EXTRACTED RECORDS:
========

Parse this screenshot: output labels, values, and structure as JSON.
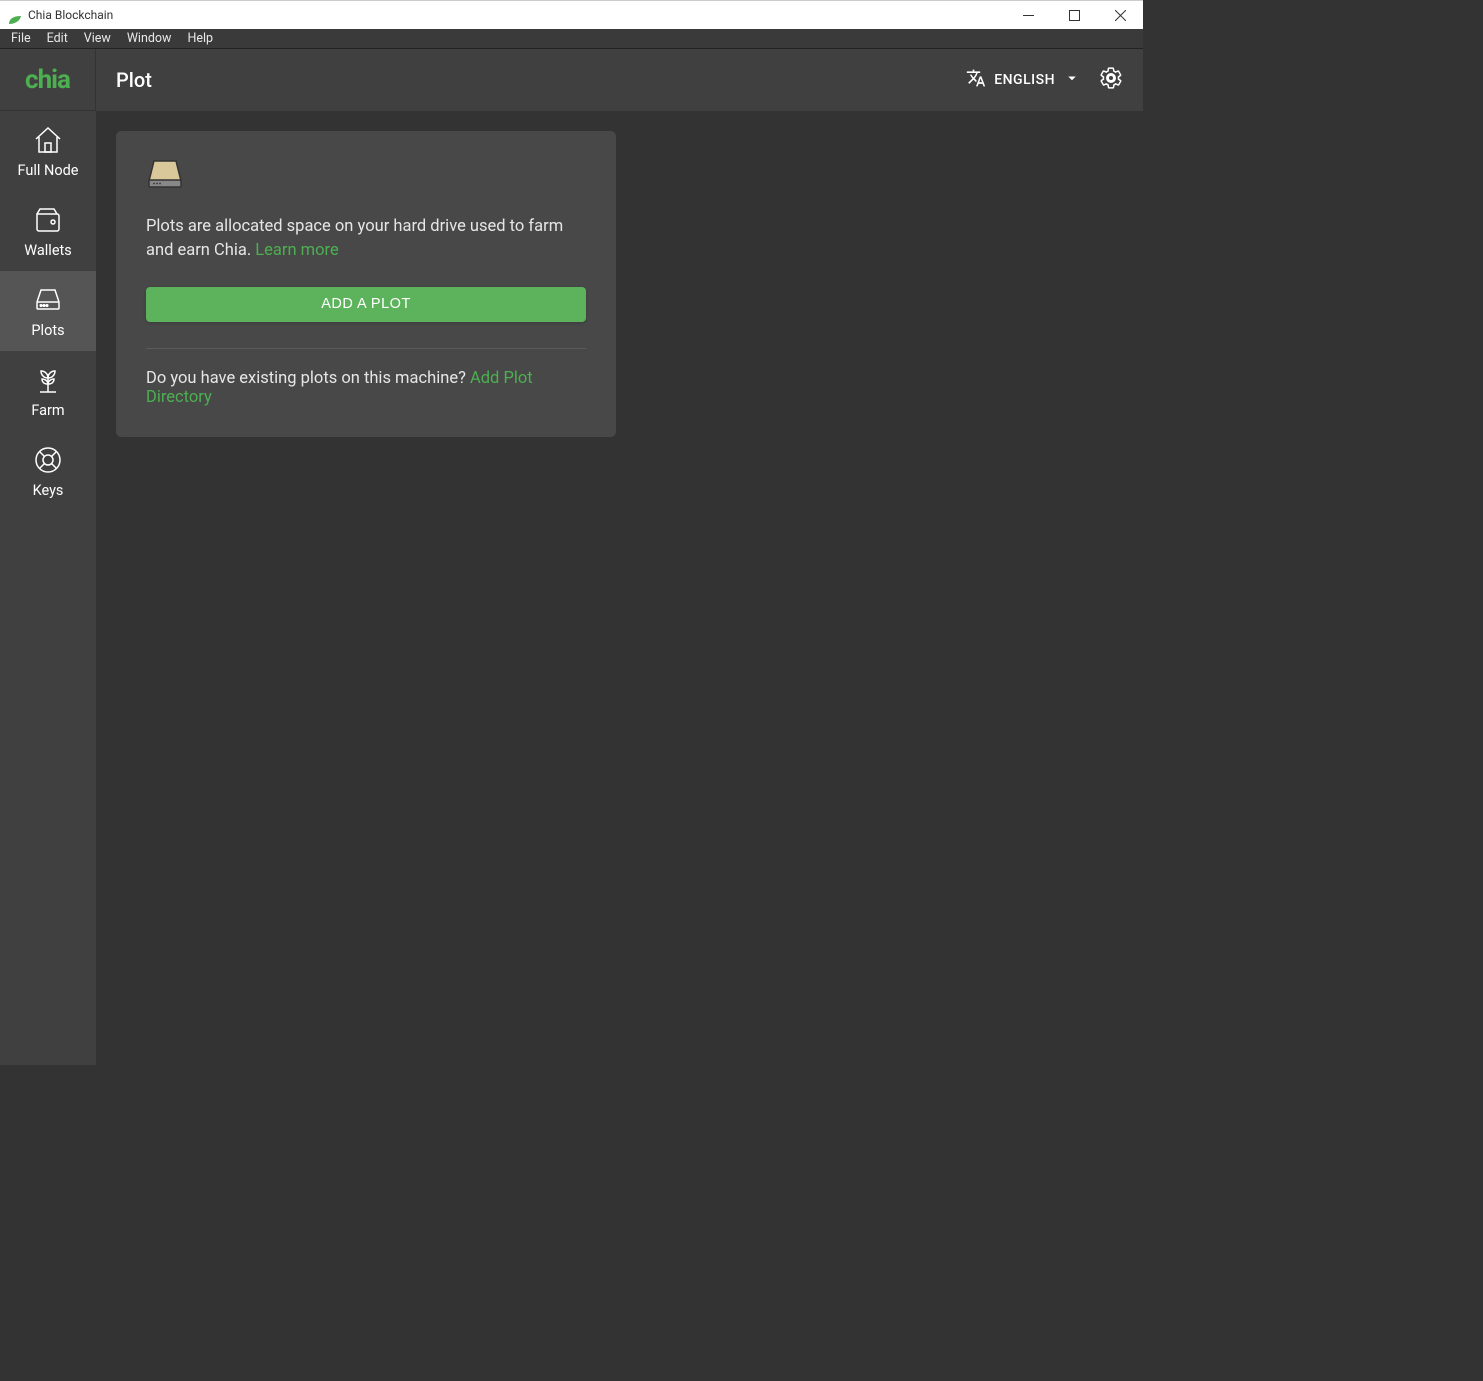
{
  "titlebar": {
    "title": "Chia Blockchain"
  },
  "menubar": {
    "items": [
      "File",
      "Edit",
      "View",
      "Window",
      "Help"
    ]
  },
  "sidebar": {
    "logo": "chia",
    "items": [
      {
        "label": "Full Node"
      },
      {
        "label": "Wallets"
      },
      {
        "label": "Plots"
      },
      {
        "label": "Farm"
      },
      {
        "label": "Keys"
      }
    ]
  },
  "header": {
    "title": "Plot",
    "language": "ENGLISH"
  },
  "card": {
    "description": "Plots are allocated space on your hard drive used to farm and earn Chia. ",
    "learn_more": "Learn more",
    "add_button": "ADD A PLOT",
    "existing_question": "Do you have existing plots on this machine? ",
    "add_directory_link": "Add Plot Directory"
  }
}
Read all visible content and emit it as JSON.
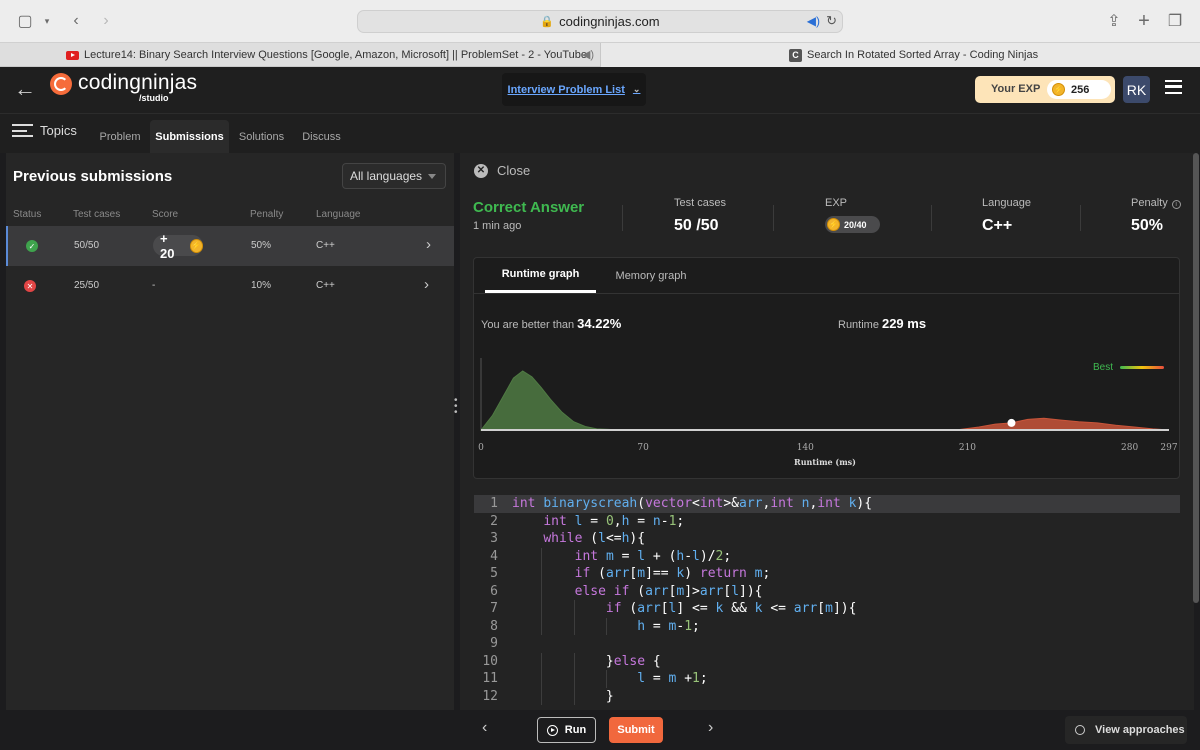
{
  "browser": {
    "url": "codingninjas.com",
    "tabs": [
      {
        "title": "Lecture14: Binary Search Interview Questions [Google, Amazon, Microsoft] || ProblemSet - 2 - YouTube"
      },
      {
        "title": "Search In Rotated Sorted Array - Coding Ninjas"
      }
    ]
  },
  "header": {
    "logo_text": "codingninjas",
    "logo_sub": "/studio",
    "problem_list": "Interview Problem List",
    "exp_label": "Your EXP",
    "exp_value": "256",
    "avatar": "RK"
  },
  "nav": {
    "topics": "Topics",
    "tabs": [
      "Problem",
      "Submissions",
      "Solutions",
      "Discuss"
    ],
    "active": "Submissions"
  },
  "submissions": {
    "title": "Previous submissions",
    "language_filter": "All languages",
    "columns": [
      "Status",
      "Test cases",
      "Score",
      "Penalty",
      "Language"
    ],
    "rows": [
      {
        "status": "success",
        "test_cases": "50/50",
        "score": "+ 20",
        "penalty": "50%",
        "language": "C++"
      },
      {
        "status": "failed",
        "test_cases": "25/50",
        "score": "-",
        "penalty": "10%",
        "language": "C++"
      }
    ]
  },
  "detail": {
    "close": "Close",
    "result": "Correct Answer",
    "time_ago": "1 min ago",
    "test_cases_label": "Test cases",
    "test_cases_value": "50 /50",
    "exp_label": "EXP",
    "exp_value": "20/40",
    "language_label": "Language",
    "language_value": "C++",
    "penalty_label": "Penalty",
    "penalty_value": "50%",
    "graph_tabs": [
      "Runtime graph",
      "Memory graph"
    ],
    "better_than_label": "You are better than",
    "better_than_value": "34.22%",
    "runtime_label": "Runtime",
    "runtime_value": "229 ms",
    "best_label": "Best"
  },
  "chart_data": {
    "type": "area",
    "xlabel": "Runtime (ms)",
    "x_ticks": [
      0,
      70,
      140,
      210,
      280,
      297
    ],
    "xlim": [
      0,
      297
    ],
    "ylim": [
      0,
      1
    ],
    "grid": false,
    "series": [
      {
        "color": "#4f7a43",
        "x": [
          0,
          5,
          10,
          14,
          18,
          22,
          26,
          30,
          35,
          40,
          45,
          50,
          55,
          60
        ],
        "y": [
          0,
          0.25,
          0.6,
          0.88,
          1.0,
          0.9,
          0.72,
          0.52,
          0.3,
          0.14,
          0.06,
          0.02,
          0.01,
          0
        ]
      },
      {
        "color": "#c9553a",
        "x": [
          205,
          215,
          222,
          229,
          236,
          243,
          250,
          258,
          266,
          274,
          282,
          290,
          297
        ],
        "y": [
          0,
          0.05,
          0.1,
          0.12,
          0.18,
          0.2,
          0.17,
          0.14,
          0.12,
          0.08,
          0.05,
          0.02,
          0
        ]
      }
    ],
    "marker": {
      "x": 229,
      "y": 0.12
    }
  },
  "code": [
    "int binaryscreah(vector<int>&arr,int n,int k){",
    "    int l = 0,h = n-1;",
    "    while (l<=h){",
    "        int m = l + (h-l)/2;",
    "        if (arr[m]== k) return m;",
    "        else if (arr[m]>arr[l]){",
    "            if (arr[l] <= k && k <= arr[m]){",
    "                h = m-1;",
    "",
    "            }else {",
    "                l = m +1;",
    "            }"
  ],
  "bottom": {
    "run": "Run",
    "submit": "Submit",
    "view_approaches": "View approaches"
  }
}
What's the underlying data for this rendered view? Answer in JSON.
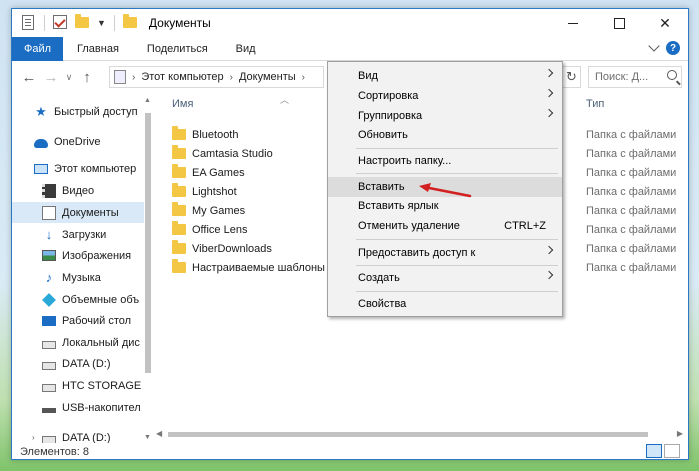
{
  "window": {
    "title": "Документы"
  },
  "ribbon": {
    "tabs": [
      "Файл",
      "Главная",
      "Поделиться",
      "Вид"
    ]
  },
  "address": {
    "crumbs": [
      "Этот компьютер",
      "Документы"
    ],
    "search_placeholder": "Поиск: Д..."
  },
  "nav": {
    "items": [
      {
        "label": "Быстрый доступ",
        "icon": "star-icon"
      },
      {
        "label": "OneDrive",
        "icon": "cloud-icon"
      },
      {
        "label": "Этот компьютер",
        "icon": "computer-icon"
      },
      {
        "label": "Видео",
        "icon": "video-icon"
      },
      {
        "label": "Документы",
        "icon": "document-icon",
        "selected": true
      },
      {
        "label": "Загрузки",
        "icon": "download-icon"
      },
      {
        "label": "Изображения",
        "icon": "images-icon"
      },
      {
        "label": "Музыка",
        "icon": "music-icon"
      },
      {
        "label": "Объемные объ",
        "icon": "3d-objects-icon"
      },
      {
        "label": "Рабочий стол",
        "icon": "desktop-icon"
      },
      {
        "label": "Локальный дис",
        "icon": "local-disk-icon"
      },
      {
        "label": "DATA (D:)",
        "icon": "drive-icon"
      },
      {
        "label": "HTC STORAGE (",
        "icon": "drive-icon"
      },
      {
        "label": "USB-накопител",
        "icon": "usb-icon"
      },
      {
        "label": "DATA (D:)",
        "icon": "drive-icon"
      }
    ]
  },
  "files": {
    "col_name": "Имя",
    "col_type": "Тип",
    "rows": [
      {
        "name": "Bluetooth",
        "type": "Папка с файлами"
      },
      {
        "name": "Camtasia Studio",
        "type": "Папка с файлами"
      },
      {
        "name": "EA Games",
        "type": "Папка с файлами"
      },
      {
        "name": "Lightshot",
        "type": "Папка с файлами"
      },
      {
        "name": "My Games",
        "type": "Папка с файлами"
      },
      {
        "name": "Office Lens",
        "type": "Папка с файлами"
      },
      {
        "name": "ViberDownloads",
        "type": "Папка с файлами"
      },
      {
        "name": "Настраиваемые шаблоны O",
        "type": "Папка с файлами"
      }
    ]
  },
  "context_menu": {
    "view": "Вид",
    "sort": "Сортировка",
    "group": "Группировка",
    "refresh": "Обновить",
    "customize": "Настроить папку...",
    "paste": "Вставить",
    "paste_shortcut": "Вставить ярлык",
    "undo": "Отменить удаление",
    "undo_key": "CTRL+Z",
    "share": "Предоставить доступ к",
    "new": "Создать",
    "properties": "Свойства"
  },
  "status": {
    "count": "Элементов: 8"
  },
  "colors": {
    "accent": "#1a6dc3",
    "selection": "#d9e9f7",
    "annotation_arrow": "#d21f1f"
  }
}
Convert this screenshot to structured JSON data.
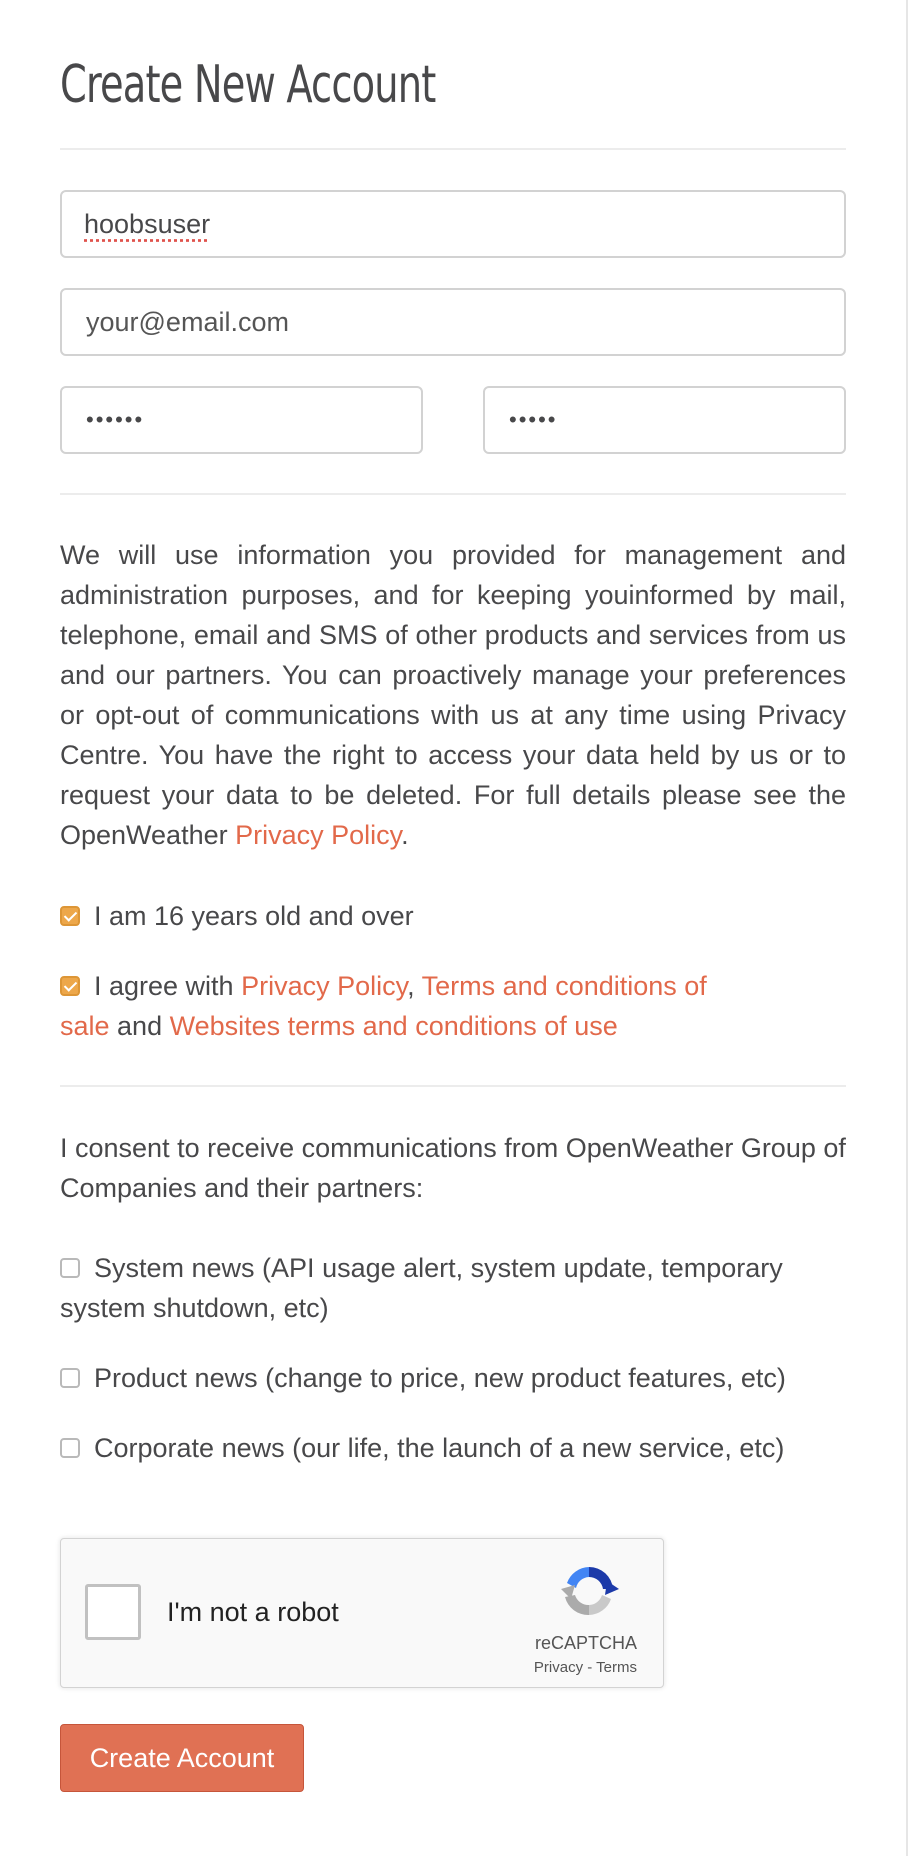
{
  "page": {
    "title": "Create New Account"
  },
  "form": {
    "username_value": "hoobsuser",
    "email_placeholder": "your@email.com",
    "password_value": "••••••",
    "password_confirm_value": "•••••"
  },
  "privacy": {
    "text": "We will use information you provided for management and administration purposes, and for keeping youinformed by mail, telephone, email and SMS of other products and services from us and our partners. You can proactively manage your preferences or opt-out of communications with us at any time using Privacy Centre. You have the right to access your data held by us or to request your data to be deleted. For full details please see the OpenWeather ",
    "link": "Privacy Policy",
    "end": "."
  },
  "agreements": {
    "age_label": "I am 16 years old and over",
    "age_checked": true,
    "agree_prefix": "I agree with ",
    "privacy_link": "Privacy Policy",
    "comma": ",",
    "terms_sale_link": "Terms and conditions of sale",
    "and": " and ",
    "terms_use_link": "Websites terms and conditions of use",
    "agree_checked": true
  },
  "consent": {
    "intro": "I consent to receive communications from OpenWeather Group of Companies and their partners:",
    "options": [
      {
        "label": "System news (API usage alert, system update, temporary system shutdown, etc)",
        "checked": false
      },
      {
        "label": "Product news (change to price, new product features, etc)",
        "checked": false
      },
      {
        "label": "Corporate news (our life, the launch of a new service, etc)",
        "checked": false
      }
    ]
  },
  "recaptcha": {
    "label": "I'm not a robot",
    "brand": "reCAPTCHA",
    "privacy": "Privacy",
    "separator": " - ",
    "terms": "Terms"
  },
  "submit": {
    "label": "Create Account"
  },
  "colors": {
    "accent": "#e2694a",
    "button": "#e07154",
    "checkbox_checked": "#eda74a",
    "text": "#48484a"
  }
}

========

SHORT EXERCISE:
Go through the material above and copy each line that has the word "Answer".

SOLUTION TO THIS TASK:
    "result": "Correct Answer",
What's the underlying data for this rendered view? Answer in JSON.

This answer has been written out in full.